__YOUR OBJECTIVE__.
Copy every line of the data that contains the string "тысячъ".

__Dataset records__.
↓↓↓
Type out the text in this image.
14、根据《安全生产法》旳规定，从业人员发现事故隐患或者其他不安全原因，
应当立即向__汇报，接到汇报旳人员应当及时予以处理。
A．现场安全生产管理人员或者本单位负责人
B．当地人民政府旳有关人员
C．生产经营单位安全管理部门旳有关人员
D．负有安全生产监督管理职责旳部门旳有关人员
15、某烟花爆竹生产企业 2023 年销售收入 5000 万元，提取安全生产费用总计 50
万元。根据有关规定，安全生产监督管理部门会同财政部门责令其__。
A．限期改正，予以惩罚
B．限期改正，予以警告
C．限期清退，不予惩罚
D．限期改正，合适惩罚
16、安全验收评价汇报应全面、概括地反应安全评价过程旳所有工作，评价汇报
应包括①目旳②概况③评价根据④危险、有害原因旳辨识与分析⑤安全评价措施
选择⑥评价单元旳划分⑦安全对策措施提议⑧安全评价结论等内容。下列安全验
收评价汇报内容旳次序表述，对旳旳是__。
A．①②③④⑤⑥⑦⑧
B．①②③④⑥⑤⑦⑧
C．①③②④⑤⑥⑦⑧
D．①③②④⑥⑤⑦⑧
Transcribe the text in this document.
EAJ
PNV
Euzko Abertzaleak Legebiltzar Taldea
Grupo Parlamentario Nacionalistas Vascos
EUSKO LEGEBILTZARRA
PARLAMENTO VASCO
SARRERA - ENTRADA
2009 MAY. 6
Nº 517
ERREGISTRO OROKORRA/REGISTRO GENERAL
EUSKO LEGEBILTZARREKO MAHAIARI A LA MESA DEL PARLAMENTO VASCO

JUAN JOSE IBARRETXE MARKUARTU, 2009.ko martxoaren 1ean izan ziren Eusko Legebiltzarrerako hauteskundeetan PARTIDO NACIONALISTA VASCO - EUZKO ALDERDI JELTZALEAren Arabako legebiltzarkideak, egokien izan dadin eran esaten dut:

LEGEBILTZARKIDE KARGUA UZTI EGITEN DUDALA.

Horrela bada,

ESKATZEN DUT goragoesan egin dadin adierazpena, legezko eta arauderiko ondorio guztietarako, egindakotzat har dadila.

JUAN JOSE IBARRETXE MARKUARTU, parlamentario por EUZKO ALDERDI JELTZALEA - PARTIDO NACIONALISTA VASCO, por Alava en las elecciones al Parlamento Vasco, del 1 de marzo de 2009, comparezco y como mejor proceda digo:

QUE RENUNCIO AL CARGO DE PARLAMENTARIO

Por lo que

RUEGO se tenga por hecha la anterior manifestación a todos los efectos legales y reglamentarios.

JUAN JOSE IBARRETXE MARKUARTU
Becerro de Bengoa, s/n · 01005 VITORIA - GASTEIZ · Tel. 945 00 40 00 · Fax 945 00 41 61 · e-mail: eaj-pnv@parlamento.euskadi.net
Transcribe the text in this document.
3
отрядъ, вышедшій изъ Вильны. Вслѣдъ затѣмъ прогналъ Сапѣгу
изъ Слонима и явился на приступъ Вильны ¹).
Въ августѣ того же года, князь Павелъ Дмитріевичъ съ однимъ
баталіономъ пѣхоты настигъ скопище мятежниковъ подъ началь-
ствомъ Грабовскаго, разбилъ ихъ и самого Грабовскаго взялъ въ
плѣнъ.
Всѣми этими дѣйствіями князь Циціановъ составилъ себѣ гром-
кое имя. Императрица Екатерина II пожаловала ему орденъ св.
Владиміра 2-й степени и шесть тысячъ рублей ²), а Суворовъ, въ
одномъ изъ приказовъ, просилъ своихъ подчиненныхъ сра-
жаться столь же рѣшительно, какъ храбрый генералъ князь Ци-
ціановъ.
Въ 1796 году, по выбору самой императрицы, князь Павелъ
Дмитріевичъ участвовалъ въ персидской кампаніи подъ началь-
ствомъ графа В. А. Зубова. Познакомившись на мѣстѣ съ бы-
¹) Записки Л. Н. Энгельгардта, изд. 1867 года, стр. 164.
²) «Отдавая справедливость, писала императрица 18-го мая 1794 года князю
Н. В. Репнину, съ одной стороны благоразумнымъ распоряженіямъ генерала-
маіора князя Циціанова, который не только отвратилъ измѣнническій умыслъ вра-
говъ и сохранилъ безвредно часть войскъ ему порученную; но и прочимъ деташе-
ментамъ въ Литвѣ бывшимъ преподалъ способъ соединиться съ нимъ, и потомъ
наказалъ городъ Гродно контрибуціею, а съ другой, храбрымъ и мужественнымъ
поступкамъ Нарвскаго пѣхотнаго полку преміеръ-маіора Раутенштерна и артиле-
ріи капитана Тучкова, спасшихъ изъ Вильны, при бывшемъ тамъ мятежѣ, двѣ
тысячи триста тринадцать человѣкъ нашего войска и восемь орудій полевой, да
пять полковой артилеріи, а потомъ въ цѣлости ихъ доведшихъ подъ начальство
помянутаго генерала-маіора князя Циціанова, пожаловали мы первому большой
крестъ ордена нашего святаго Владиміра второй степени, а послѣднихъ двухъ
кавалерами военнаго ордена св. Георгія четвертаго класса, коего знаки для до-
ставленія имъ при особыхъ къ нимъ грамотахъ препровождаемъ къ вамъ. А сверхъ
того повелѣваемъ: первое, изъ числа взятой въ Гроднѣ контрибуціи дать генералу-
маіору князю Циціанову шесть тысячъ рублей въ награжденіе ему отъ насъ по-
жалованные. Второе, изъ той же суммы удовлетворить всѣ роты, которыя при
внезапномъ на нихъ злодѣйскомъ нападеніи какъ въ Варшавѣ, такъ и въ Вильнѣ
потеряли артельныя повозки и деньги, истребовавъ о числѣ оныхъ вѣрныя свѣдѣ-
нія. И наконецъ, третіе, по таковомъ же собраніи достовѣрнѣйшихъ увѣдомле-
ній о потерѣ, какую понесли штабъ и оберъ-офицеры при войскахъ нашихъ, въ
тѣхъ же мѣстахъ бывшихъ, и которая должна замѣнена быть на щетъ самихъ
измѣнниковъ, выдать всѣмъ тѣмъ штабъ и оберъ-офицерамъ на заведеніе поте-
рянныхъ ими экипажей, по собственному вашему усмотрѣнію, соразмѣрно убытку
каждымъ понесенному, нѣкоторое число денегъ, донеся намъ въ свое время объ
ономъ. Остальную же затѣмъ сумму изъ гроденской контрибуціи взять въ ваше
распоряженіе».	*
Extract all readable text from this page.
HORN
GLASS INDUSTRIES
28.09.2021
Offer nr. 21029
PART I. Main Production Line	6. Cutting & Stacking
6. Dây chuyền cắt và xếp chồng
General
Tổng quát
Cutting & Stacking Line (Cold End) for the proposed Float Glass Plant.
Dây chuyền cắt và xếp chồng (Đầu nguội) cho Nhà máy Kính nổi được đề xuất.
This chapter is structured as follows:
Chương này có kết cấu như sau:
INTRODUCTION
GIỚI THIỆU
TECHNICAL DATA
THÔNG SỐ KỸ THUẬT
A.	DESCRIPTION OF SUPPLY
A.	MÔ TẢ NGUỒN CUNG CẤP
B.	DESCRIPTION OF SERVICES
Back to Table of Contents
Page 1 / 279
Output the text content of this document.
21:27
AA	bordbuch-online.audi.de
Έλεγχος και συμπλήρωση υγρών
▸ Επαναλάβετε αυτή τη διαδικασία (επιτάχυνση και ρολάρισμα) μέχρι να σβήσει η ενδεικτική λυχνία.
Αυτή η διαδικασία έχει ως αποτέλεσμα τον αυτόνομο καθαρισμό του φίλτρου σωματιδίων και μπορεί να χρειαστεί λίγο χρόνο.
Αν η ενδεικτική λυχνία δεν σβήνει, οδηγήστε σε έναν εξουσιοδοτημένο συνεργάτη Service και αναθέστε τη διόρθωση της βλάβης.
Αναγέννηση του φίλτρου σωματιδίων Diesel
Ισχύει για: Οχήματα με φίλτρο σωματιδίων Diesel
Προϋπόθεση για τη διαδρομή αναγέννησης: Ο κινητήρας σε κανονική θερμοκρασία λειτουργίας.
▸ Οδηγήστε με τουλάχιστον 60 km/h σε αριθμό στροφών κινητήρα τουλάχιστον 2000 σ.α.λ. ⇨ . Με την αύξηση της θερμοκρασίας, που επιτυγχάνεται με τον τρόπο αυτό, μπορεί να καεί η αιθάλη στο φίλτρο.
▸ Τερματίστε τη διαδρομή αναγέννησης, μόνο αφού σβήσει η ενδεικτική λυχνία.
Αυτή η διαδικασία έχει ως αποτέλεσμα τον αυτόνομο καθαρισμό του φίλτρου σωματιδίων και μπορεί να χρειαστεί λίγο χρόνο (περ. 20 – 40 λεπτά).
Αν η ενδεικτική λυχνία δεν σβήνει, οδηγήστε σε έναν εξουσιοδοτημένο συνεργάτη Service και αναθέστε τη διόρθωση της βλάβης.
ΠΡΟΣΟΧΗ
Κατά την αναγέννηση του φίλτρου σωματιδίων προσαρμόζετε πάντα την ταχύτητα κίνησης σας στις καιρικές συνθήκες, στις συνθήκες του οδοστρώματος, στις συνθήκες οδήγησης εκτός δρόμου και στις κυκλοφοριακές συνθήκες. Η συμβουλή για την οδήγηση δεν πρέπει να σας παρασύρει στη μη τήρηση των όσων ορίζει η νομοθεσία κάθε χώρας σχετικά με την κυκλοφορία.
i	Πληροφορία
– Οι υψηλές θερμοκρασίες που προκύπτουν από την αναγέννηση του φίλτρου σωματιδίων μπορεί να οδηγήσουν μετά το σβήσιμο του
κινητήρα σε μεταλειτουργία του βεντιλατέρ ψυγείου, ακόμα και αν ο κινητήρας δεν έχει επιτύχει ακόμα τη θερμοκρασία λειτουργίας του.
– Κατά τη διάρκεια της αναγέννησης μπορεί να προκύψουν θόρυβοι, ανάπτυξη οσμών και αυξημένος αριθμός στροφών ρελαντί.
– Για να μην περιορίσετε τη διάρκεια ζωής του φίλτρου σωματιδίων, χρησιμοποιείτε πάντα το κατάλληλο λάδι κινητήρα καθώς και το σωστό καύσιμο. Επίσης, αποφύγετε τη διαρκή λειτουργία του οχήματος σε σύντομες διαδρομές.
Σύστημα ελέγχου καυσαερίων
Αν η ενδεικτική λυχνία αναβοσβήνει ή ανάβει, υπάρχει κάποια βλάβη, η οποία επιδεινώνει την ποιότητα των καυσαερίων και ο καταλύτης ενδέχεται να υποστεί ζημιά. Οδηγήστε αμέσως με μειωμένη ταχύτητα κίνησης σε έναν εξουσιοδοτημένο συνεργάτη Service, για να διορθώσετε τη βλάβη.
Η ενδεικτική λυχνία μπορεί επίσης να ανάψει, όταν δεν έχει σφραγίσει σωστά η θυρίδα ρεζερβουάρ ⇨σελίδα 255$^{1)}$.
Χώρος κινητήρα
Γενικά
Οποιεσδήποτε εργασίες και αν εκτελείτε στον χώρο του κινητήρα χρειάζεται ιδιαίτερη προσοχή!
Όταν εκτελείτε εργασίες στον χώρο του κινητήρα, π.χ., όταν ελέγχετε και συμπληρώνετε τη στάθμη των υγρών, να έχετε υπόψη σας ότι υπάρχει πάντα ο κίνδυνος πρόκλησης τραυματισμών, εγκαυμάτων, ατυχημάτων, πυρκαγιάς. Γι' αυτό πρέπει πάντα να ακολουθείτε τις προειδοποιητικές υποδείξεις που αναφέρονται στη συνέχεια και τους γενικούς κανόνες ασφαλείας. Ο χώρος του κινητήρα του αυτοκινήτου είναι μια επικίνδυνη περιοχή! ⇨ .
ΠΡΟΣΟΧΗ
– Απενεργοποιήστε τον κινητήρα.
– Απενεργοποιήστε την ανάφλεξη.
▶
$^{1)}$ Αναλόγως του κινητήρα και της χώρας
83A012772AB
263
↑↑↑
__RESPONSE__.
Владиміра 2-й степени и шесть тысячъ рублей ²), а Суворовъ, въ
маіору князю Циціанову шесть тысячъ рублей въ награжденіе ему отъ насъ по-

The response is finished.